● **EXERCISE INPUT**:
================================

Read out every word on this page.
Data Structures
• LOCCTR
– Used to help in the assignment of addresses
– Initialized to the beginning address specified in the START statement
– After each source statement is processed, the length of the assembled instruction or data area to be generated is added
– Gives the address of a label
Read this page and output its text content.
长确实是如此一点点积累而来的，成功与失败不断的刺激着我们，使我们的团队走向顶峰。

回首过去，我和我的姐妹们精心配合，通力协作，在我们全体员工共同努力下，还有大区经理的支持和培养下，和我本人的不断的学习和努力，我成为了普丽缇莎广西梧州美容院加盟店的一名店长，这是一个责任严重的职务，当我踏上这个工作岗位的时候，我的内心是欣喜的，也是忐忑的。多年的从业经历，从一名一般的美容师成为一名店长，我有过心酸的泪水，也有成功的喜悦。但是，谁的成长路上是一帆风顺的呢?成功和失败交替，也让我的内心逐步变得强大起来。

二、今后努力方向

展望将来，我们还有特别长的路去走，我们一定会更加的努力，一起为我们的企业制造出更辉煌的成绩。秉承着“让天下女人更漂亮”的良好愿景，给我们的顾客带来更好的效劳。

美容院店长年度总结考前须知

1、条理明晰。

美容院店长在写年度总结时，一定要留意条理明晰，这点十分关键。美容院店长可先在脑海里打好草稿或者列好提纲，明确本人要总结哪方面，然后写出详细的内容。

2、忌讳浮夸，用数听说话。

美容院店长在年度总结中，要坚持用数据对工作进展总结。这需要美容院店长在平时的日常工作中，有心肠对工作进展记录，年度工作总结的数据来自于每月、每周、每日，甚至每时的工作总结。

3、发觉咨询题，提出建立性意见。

================================

● **REQUIRED TASK**: Your answer should consist only of the lines from the one with "Read this page and output its text content." through the end of the data above, reproduced exactly.

● **EXERCISE SOLUTION**:
Read this page and output its text content.
长确实是如此一点点积累而来的，成功与失败不断的刺激着我们，使我们的团队走向顶峰。

回首过去，我和我的姐妹们精心配合，通力协作，在我们全体员工共同努力下，还有大区经理的支持和培养下，和我本人的不断的学习和努力，我成为了普丽缇莎广西梧州美容院加盟店的一名店长，这是一个责任严重的职务，当我踏上这个工作岗位的时候，我的内心是欣喜的，也是忐忑的。多年的从业经历，从一名一般的美容师成为一名店长，我有过心酸的泪水，也有成功的喜悦。但是，谁的成长路上是一帆风顺的呢?成功和失败交替，也让我的内心逐步变得强大起来。

二、今后努力方向

展望将来，我们还有特别长的路去走，我们一定会更加的努力，一起为我们的企业制造出更辉煌的成绩。秉承着“让天下女人更漂亮”的良好愿景，给我们的顾客带来更好的效劳。

美容院店长年度总结考前须知

1、条理明晰。

美容院店长在写年度总结时，一定要留意条理明晰，这点十分关键。美容院店长可先在脑海里打好草稿或者列好提纲，明确本人要总结哪方面，然后写出详细的内容。

2、忌讳浮夸，用数听说话。

美容院店长在年度总结中，要坚持用数据对工作进展总结。这需要美容院店长在平时的日常工作中，有心肠对工作进展记录，年度工作总结的数据来自于每月、每周、每日，甚至每时的工作总结。

3、发觉咨询题，提出建立性意见。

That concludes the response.